Prompt:
Your answer should be a single number: the count of lines containing "logo".

Chart and figure data:
************

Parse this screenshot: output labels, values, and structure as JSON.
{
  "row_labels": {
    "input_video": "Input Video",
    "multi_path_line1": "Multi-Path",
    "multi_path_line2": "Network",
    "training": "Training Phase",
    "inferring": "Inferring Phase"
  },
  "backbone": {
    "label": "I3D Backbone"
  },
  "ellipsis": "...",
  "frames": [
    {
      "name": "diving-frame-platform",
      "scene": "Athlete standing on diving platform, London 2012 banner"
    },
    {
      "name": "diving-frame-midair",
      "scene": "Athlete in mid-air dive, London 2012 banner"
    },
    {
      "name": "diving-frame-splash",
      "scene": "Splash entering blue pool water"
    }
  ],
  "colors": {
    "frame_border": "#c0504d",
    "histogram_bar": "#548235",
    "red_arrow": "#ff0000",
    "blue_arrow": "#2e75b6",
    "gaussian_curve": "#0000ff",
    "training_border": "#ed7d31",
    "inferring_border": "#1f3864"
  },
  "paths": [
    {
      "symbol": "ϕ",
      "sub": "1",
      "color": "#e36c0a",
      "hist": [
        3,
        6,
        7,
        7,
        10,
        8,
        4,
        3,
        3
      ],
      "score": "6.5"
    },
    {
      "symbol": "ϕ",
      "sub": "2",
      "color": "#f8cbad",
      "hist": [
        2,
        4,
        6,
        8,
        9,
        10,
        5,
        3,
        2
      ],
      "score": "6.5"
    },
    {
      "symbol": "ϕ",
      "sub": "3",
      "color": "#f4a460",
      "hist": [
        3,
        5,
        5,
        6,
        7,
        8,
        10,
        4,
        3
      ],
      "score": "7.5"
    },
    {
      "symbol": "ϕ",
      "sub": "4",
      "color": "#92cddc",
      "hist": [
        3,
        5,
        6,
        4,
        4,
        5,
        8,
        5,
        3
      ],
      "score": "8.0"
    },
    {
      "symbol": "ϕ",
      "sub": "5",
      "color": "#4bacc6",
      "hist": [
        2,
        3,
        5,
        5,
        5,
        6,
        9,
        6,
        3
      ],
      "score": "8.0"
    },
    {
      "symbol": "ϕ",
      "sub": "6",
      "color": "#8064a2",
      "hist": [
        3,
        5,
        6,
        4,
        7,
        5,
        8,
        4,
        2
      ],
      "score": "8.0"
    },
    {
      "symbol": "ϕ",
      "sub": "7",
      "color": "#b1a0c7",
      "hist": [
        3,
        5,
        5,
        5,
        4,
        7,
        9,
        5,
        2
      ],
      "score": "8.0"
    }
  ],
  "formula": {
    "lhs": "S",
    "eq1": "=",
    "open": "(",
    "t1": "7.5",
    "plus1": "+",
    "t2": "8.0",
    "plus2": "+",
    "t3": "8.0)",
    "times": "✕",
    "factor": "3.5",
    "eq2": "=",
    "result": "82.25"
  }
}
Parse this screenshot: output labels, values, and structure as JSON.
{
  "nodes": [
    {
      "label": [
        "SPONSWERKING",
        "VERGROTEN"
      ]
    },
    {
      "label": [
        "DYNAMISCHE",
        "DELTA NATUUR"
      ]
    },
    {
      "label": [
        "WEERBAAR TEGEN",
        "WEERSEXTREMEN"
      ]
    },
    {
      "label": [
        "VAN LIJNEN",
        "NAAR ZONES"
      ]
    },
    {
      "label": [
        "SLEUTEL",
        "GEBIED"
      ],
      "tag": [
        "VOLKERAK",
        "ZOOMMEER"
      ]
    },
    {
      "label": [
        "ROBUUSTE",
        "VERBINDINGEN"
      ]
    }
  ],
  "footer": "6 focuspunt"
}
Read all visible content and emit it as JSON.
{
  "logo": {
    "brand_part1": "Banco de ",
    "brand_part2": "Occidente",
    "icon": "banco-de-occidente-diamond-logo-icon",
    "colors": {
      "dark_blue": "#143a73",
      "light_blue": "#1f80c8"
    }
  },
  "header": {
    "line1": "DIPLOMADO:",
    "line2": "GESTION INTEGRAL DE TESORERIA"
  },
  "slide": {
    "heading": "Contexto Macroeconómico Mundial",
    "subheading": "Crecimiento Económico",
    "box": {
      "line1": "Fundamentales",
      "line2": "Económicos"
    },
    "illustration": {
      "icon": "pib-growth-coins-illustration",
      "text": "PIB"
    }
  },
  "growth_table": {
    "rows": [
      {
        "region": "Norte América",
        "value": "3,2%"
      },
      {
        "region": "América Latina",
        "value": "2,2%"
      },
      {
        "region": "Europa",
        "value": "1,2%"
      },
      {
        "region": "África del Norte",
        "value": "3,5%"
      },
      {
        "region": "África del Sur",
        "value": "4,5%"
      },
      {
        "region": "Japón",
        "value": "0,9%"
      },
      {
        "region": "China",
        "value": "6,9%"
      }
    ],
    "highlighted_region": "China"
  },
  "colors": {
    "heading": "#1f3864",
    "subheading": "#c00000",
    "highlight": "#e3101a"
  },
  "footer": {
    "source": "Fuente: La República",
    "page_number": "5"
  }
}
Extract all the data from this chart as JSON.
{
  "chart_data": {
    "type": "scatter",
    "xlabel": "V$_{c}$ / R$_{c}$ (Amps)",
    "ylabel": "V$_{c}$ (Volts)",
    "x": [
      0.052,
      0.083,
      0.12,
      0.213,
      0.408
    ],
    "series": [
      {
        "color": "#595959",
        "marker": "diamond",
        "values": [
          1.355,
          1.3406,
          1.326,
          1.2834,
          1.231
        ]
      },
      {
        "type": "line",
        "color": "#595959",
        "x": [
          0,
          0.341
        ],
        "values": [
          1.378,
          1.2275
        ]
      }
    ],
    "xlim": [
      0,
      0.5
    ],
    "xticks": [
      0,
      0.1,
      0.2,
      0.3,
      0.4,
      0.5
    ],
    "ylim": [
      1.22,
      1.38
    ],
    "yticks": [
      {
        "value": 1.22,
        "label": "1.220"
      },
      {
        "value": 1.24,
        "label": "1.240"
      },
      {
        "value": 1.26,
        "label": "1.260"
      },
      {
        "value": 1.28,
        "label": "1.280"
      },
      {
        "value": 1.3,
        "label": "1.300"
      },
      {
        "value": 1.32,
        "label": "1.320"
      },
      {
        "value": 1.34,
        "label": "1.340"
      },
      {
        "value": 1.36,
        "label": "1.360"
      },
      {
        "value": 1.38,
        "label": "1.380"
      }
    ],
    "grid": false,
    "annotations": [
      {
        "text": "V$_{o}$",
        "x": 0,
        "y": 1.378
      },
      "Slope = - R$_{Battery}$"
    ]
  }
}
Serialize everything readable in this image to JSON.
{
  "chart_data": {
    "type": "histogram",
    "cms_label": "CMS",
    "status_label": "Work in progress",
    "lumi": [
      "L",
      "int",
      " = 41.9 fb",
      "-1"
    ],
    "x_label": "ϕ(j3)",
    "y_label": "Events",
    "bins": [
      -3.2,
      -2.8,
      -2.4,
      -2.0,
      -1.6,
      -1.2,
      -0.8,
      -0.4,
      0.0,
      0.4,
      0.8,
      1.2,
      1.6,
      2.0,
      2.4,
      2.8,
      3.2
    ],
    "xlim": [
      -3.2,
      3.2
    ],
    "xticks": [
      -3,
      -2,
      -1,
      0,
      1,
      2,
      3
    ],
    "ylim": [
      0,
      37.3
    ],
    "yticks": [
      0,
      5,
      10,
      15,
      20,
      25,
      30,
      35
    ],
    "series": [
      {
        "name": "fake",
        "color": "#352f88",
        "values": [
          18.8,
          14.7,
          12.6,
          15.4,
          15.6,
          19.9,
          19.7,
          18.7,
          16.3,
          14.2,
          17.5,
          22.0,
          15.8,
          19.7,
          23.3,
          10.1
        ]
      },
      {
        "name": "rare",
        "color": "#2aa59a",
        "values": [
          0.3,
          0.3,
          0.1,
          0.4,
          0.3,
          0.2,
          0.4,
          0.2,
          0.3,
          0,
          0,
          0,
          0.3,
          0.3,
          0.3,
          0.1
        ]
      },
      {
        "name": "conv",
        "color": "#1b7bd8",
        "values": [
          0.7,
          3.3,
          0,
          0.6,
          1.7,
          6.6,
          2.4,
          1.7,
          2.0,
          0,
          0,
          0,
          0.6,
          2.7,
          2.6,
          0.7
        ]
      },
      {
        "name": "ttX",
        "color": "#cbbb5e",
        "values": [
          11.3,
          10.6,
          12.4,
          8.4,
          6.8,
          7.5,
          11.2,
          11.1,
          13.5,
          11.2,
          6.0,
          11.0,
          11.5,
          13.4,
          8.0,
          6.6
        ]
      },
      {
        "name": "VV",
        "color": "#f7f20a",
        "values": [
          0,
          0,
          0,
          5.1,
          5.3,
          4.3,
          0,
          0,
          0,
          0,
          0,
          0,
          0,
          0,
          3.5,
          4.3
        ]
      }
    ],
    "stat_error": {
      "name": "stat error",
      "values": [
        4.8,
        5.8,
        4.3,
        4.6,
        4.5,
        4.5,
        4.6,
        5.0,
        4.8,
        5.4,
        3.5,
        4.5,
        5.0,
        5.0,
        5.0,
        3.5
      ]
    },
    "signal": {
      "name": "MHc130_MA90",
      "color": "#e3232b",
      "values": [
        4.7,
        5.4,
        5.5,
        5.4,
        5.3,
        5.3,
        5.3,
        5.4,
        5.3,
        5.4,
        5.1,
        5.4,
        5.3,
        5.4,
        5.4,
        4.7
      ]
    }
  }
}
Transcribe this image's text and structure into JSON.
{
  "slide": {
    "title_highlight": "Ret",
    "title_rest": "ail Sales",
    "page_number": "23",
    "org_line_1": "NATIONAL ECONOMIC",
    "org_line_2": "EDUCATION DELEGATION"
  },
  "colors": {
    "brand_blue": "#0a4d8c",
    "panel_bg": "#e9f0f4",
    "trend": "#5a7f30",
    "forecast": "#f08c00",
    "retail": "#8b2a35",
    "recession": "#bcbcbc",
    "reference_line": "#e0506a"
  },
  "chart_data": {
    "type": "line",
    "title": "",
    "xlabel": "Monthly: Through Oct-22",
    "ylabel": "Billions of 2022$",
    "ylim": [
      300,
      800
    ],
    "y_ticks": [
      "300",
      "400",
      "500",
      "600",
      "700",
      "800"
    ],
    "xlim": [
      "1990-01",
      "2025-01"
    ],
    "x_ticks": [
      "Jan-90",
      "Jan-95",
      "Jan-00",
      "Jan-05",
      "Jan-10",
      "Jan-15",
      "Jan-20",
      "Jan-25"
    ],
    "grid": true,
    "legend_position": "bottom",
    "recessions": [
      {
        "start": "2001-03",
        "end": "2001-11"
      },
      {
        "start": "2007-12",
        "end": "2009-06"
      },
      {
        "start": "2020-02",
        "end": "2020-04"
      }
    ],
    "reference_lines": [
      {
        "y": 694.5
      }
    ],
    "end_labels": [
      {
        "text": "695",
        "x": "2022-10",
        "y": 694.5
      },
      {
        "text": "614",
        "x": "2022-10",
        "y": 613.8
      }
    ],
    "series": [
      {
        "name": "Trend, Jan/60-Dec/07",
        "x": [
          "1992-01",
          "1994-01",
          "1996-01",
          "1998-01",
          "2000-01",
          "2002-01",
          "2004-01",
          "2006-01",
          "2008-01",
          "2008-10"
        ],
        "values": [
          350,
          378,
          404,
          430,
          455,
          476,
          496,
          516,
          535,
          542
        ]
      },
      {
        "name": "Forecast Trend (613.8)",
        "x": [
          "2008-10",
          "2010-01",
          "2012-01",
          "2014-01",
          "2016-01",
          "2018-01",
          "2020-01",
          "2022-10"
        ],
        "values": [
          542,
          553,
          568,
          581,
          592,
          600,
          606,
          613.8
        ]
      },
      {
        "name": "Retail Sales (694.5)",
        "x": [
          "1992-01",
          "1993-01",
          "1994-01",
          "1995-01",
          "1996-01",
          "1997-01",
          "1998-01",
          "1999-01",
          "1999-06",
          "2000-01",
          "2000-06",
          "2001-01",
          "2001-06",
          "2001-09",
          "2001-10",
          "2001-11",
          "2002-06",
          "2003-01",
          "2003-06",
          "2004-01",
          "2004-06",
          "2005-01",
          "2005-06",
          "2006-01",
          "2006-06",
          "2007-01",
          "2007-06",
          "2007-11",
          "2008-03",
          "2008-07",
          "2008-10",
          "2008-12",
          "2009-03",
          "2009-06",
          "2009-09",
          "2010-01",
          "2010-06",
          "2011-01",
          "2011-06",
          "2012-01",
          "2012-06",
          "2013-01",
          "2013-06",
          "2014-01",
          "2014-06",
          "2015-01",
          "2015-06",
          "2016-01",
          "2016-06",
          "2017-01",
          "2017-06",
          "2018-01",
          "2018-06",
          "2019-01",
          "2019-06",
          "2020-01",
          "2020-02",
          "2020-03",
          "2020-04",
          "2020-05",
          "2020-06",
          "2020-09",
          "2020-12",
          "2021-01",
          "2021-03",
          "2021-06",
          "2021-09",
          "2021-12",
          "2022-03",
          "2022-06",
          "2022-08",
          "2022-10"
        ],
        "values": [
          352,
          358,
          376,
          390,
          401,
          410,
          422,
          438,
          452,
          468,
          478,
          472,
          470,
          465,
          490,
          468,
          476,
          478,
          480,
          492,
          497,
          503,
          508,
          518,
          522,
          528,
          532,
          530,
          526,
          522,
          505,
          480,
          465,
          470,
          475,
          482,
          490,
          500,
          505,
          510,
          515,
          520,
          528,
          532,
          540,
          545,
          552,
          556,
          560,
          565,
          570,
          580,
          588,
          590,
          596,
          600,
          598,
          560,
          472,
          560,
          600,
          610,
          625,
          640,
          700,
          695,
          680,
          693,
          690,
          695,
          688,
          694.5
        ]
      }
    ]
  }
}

************

Response:
2